> _Problem to work on_: Find every line in the records that contains the string "data" and copy each one.

────────────────

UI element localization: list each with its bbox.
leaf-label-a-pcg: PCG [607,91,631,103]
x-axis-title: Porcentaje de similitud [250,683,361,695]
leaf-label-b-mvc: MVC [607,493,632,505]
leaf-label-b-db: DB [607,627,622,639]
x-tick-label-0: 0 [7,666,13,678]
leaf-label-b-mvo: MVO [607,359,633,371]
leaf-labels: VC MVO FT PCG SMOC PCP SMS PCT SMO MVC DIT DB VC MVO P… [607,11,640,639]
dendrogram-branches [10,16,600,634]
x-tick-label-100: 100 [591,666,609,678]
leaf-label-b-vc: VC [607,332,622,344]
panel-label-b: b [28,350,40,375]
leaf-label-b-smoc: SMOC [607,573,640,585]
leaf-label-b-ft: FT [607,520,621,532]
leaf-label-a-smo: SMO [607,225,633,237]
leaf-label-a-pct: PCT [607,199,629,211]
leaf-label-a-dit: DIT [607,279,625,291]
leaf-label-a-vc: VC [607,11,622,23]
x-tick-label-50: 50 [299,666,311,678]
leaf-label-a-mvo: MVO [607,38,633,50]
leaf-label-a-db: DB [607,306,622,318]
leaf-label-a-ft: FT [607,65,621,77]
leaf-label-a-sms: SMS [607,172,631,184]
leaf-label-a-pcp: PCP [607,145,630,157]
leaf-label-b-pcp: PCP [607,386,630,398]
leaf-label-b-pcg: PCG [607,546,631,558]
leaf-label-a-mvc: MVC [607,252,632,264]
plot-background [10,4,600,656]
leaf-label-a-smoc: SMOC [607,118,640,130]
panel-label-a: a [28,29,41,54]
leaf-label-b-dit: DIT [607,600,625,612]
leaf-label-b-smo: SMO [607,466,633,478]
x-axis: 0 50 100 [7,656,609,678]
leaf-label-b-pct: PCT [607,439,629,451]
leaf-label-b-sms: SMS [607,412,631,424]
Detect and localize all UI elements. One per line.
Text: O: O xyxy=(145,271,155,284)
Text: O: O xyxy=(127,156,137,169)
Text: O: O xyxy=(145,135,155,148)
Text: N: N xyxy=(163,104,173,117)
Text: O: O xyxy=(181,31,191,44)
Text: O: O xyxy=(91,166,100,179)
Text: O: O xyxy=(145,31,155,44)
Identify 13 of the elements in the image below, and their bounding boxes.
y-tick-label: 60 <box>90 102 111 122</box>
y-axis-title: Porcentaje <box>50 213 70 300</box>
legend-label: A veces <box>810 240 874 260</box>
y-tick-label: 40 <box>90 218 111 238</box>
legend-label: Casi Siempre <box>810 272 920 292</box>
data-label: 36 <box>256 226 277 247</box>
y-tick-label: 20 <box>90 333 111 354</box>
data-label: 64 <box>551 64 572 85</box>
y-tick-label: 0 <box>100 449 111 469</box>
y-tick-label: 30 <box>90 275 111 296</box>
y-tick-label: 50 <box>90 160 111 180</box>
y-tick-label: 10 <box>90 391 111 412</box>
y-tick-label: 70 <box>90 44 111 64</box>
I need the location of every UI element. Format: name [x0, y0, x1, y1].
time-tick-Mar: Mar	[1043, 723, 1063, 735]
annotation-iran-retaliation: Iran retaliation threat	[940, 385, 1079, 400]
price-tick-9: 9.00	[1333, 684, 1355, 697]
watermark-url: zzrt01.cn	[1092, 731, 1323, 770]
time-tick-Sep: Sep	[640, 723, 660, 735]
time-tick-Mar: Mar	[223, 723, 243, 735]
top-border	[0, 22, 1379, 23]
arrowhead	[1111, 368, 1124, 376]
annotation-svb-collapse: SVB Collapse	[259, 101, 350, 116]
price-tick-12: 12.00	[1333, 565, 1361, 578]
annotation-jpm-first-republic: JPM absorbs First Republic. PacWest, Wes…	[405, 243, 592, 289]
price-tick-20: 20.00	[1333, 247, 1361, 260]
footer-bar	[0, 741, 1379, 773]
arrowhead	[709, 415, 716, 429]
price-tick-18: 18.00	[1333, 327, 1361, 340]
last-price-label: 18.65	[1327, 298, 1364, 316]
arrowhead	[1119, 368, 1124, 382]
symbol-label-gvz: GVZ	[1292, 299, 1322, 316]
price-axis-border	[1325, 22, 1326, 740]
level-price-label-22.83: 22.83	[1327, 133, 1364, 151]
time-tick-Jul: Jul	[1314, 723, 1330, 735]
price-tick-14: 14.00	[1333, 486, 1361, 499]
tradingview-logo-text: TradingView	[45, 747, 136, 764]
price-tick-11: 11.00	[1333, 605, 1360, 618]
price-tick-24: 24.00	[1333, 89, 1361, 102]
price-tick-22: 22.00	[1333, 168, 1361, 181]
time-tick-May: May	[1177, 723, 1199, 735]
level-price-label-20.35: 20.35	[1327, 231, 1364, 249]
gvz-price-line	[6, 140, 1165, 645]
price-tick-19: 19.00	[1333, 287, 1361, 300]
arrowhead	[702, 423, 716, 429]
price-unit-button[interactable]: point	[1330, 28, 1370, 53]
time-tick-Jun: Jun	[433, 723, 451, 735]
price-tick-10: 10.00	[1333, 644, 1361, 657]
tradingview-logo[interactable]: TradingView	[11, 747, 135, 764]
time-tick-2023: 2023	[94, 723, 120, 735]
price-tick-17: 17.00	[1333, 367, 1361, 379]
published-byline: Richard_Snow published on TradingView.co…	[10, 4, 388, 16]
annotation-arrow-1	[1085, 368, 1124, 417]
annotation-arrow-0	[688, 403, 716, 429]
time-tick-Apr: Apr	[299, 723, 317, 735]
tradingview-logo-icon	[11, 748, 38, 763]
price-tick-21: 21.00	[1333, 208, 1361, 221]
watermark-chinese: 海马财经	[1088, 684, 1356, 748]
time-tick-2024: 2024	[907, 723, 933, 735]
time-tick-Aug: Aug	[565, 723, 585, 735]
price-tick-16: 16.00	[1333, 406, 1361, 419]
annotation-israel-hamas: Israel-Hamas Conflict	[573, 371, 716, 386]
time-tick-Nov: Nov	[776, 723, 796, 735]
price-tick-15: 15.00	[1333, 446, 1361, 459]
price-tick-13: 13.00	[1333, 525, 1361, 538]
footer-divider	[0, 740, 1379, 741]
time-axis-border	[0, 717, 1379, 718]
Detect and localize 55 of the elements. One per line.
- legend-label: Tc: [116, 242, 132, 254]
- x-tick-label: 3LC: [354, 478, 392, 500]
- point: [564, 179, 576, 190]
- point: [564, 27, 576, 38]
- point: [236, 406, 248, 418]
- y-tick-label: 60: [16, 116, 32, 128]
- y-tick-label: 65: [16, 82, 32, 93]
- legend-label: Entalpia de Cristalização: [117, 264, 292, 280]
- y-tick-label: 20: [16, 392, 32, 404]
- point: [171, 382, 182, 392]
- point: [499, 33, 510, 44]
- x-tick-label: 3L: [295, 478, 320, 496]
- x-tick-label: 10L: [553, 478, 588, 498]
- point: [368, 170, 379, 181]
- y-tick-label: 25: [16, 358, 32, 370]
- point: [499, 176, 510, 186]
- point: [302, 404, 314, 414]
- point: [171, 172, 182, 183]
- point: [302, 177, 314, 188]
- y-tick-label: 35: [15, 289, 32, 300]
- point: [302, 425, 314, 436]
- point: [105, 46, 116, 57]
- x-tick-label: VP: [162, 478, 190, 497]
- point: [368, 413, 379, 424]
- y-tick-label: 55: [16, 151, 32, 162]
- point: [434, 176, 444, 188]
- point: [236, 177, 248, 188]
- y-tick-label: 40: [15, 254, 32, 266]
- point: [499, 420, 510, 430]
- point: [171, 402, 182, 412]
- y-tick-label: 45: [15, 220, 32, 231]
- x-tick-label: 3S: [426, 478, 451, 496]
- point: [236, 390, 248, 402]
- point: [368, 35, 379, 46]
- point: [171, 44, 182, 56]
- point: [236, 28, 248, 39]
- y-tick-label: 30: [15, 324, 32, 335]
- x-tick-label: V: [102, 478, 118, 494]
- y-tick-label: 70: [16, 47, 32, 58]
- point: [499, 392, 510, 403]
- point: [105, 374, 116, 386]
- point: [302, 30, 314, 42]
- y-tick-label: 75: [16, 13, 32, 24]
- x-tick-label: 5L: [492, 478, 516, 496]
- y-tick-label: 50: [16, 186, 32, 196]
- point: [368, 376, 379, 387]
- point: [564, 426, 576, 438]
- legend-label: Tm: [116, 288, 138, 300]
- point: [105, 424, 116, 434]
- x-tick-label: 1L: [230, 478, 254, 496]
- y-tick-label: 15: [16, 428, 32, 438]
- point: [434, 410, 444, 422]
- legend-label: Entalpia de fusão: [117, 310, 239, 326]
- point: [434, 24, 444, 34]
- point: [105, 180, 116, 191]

────────────────

> _Task answer_:
data-label: 36 <box>256 226 277 247</box>
data-label: 64 <box>551 64 572 85</box>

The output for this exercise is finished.